• **What is expected**:
How many lines of these entries hold the string "image"? Reply with the number alone.

[Data entries for graphics]
-- Begin --
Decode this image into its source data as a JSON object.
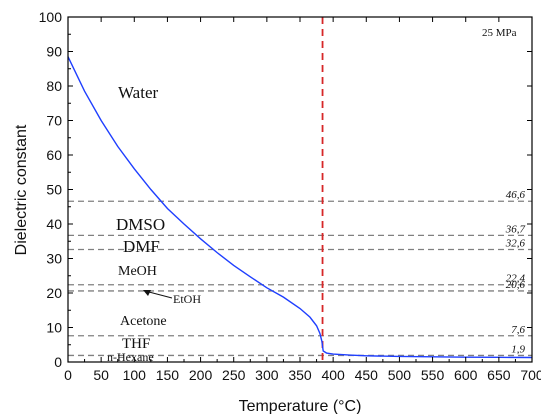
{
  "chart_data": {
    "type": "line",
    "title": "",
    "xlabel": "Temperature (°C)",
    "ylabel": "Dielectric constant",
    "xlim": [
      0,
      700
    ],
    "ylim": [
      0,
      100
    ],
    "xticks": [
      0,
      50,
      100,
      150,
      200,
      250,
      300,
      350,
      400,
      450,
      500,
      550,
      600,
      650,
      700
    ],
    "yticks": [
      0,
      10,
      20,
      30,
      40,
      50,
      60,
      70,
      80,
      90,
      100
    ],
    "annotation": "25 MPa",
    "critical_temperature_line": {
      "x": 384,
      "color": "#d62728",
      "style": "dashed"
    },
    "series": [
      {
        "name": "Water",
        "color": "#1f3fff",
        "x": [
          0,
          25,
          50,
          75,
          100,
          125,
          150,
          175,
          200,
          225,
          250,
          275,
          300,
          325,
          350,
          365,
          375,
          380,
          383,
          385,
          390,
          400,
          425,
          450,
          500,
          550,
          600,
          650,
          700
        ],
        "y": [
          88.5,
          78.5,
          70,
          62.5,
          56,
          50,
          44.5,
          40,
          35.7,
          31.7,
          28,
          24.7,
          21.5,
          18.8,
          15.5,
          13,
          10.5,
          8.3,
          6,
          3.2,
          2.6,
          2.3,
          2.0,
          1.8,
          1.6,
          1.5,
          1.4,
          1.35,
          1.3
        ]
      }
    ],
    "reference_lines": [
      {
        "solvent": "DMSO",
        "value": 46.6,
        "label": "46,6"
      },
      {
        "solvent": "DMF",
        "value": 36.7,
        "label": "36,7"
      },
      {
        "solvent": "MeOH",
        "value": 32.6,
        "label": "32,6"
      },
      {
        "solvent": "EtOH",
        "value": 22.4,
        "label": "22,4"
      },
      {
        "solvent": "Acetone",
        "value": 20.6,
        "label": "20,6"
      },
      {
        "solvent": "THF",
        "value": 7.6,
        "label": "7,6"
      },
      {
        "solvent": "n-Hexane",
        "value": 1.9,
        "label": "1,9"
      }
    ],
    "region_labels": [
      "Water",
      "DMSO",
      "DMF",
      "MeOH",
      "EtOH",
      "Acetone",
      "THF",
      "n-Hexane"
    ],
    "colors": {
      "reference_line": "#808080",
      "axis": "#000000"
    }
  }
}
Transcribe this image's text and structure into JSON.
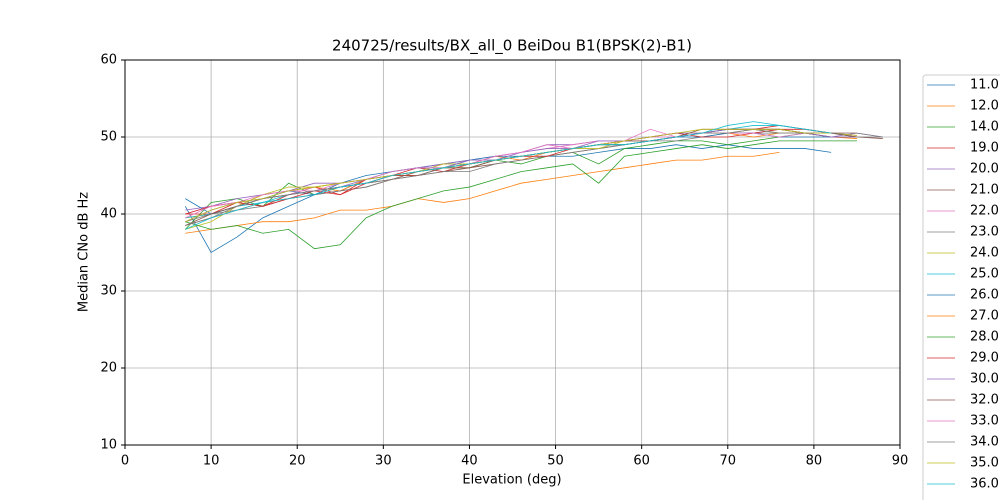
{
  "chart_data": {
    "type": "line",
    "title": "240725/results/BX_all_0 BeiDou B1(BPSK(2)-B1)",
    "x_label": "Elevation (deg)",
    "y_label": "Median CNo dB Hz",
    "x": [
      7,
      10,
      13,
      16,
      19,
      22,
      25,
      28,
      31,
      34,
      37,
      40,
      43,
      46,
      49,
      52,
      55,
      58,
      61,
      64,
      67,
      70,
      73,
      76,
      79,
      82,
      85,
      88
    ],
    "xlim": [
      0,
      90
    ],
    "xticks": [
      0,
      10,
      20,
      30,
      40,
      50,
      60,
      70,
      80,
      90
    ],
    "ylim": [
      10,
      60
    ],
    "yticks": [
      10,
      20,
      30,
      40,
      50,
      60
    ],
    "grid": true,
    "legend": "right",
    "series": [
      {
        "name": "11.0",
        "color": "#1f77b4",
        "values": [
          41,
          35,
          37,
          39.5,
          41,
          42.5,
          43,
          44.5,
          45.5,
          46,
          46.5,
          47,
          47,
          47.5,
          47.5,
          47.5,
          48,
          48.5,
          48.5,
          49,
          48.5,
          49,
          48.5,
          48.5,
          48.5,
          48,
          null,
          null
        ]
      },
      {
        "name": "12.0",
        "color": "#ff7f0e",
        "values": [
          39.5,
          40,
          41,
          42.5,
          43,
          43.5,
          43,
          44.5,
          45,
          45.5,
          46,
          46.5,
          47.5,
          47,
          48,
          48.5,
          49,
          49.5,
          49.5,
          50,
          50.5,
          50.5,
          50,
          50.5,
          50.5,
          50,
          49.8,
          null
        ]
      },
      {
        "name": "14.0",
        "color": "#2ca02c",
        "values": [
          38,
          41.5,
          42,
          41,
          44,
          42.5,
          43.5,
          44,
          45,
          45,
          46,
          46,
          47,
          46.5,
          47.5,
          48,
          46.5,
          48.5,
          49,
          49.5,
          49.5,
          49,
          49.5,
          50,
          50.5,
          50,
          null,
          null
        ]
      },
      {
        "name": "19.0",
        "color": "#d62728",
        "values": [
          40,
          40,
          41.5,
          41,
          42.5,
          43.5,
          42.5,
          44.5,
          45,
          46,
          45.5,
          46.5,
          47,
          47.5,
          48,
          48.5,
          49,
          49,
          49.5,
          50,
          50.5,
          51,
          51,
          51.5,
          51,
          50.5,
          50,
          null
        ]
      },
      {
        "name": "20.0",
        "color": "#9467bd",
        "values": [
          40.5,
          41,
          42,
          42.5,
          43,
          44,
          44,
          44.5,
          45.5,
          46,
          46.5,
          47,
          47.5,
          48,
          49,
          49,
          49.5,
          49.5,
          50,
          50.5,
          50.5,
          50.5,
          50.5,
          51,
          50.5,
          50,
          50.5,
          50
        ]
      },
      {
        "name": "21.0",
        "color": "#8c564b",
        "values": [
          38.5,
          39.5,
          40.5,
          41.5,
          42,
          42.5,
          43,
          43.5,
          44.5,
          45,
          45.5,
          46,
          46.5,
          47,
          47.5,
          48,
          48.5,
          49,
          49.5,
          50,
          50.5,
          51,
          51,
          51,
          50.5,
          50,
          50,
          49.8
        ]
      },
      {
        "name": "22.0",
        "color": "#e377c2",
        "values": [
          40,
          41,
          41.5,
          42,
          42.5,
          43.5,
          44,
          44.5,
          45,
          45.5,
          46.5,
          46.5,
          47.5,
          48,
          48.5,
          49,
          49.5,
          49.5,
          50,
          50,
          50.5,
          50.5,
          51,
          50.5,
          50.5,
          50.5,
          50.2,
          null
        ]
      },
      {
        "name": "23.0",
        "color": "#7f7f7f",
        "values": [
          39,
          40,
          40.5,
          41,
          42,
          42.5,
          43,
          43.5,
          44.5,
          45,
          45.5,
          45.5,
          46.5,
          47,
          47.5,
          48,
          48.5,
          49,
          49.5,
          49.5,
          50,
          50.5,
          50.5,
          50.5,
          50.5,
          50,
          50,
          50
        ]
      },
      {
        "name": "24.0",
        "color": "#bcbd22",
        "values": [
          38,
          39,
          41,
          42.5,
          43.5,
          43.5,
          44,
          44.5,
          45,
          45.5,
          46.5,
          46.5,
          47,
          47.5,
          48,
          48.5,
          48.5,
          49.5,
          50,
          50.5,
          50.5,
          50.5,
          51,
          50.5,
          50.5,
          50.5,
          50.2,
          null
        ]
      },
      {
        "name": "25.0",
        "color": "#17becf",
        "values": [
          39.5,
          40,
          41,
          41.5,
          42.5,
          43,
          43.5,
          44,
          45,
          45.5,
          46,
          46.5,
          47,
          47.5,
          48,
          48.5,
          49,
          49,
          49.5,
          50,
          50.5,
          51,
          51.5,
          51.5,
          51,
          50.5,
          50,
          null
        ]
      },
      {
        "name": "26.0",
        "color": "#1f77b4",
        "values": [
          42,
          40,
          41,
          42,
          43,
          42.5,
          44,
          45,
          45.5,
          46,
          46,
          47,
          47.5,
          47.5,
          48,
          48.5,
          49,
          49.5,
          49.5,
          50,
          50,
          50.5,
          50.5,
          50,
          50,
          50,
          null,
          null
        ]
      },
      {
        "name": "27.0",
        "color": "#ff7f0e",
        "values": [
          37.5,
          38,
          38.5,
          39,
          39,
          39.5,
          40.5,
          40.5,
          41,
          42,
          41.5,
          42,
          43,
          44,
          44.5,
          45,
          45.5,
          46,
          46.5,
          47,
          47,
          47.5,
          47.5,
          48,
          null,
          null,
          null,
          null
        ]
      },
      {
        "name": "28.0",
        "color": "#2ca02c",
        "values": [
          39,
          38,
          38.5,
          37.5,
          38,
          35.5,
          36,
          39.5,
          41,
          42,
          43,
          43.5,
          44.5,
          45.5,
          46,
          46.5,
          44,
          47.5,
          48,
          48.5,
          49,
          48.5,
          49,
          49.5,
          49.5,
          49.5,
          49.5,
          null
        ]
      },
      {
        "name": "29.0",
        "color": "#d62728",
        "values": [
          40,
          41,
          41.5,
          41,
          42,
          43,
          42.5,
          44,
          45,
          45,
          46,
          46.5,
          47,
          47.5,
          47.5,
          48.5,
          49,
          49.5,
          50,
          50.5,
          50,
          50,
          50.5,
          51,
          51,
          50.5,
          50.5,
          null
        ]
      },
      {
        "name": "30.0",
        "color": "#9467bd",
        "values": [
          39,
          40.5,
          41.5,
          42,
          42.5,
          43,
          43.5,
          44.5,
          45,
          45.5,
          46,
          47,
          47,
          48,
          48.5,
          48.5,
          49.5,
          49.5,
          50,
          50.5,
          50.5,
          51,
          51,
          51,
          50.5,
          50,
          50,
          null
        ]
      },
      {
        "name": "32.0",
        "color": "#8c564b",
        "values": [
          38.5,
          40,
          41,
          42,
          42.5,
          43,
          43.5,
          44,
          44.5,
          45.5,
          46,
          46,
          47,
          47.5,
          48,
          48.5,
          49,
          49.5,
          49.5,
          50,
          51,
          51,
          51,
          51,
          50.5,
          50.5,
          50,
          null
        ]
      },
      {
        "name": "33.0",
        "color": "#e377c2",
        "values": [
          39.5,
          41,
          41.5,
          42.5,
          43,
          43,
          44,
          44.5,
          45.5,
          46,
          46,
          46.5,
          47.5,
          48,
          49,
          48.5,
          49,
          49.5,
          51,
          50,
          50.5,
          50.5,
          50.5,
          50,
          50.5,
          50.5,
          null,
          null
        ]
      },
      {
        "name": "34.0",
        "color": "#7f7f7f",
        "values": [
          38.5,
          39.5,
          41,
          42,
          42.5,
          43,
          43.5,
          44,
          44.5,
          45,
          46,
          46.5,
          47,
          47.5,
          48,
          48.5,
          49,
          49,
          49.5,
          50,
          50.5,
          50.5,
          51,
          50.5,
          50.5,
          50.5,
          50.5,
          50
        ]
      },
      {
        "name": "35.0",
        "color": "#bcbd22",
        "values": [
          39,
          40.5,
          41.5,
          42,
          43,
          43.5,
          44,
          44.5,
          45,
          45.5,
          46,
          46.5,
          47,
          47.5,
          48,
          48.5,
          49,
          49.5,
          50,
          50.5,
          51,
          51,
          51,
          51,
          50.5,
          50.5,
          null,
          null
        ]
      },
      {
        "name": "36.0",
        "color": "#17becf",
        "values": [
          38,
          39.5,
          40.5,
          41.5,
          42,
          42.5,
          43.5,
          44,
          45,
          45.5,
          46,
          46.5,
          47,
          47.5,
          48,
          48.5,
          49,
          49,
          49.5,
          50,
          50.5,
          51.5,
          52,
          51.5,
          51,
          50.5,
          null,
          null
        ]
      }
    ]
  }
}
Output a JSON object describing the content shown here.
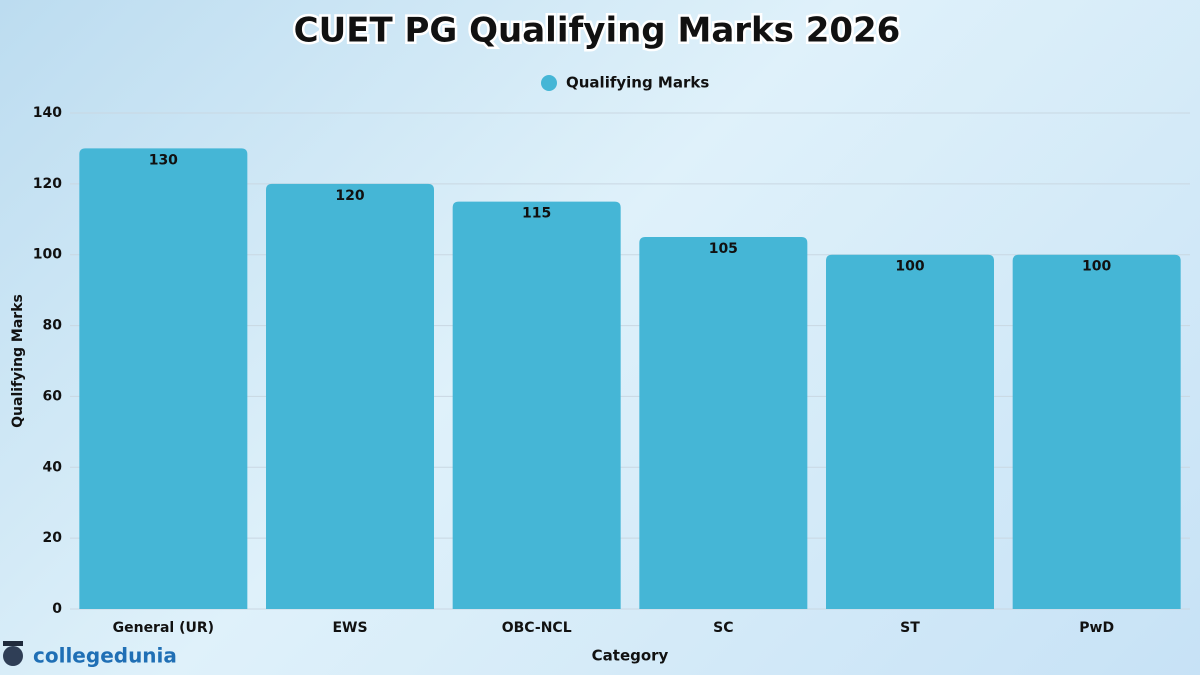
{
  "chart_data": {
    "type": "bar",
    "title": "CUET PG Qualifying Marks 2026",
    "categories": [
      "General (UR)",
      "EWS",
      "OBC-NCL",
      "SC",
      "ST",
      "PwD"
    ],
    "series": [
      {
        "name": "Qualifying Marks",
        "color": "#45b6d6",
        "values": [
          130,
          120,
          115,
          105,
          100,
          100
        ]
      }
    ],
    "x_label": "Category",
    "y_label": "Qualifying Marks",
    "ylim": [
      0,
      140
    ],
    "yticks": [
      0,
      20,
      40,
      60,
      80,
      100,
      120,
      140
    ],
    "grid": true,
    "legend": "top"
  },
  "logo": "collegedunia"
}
-- End --
• **Output below**:
2